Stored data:
○ ○ ○ ○ ○ ○ ○
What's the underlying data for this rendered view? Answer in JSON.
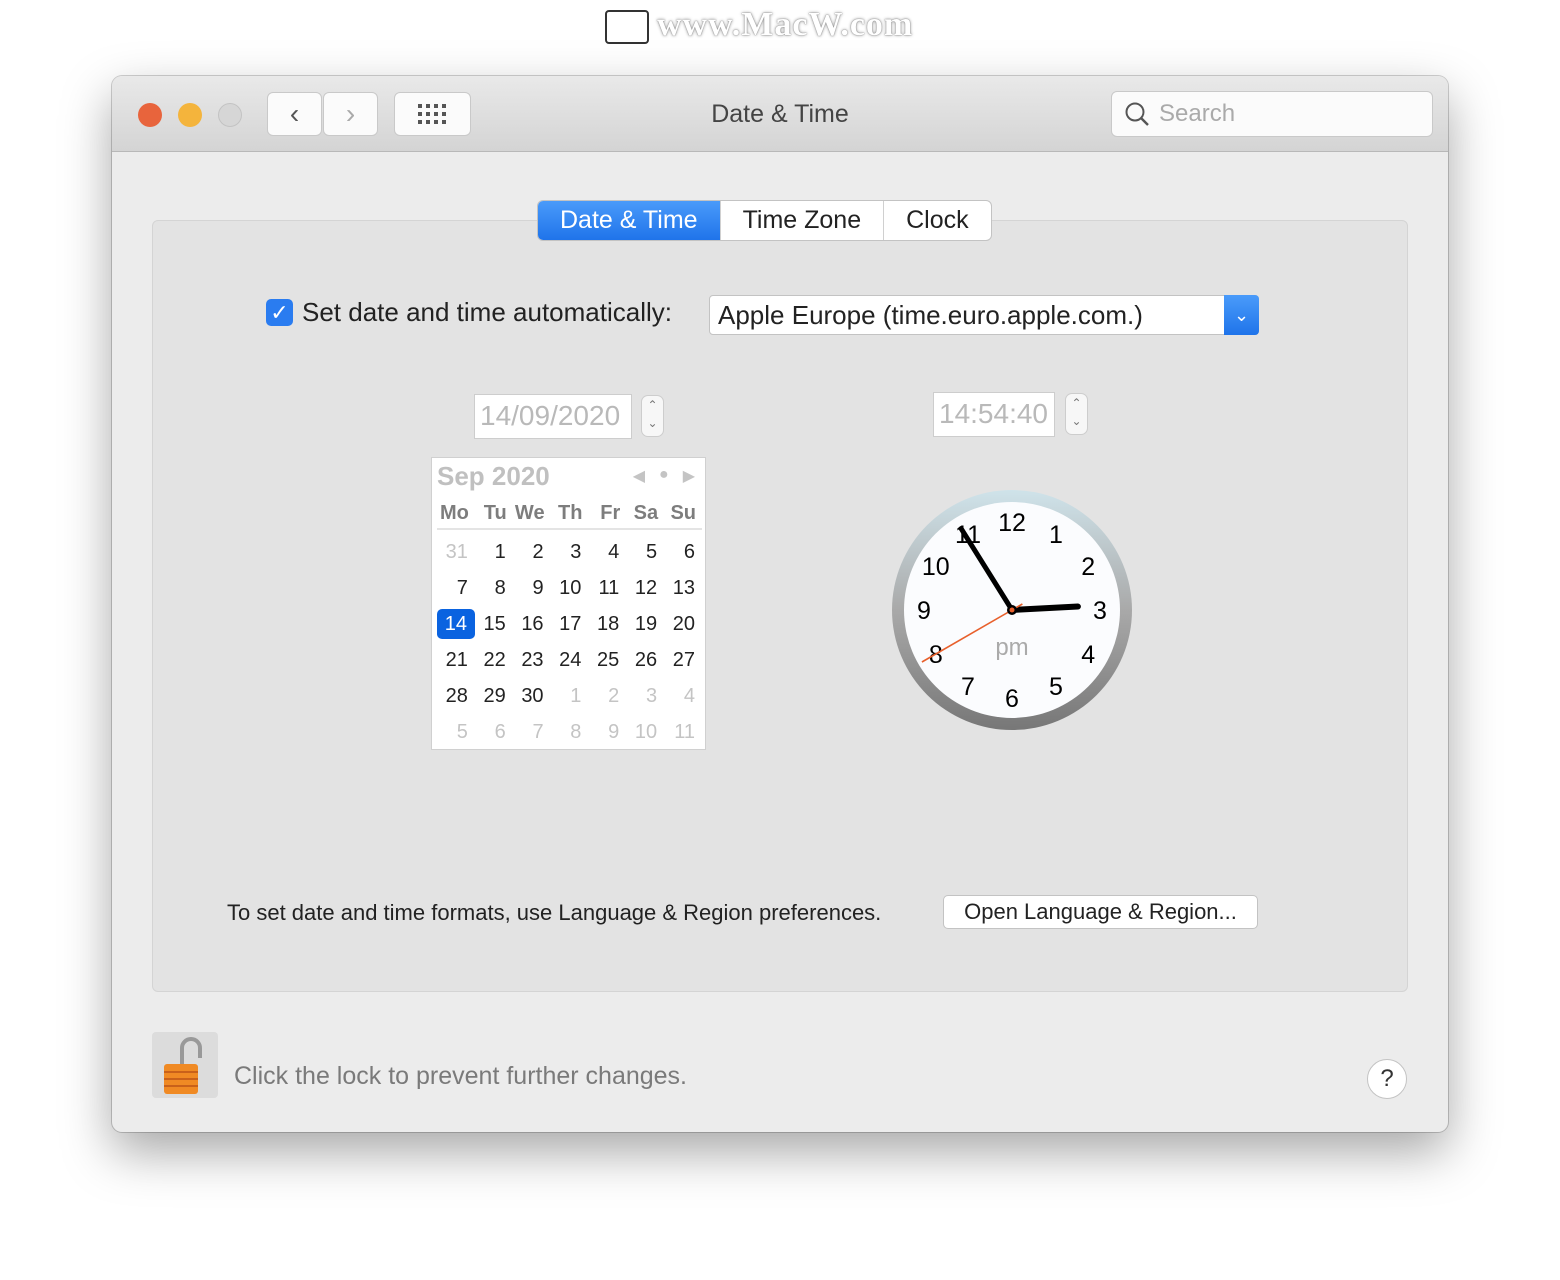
{
  "watermark": "www.MacW.com",
  "window": {
    "title": "Date & Time",
    "search_placeholder": "Search"
  },
  "tabs": [
    {
      "label": "Date & Time",
      "active": true
    },
    {
      "label": "Time Zone"
    },
    {
      "label": "Clock"
    }
  ],
  "auto": {
    "label": "Set date and time automatically:",
    "checked": true,
    "server": "Apple Europe (time.euro.apple.com.)"
  },
  "date_field": "14/09/2020",
  "time_field": "14:54:40",
  "calendar": {
    "title": "Sep 2020",
    "weekdays": [
      "Mo",
      "Tu",
      "We",
      "Th",
      "Fr",
      "Sa",
      "Su"
    ],
    "days": [
      [
        "31",
        1
      ],
      [
        "1"
      ],
      [
        "2"
      ],
      [
        "3"
      ],
      [
        "4"
      ],
      [
        "5"
      ],
      [
        "6"
      ],
      [
        "7"
      ],
      [
        "8"
      ],
      [
        "9"
      ],
      [
        "10"
      ],
      [
        "11"
      ],
      [
        "12"
      ],
      [
        "13"
      ],
      [
        "14",
        0,
        1
      ],
      [
        "15"
      ],
      [
        "16"
      ],
      [
        "17"
      ],
      [
        "18"
      ],
      [
        "19"
      ],
      [
        "20"
      ],
      [
        "21"
      ],
      [
        "22"
      ],
      [
        "23"
      ],
      [
        "24"
      ],
      [
        "25"
      ],
      [
        "26"
      ],
      [
        "27"
      ],
      [
        "28"
      ],
      [
        "29"
      ],
      [
        "30"
      ],
      [
        "1",
        1
      ],
      [
        "2",
        1
      ],
      [
        "3",
        1
      ],
      [
        "4",
        1
      ],
      [
        "5",
        1
      ],
      [
        "6",
        1
      ],
      [
        "7",
        1
      ],
      [
        "8",
        1
      ],
      [
        "9",
        1
      ],
      [
        "10",
        1
      ],
      [
        "11",
        1
      ]
    ]
  },
  "clock": {
    "numbers": [
      "12",
      "1",
      "2",
      "3",
      "4",
      "5",
      "6",
      "7",
      "8",
      "9",
      "10",
      "11"
    ],
    "period": "pm",
    "hour": 14,
    "minute": 54,
    "second": 40,
    "second_hand_color": "#e8602c"
  },
  "formats_note": "To set date and time formats, use Language & Region preferences.",
  "open_button": "Open Language & Region...",
  "lock_text": "Click the lock to prevent further changes.",
  "help": "?"
}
○ ○ ○ ○ ○ ○ ○
#### Problem details:
State the count of lines holding the string "Region" in the listing above, and nothing else.

#### Solution below:
2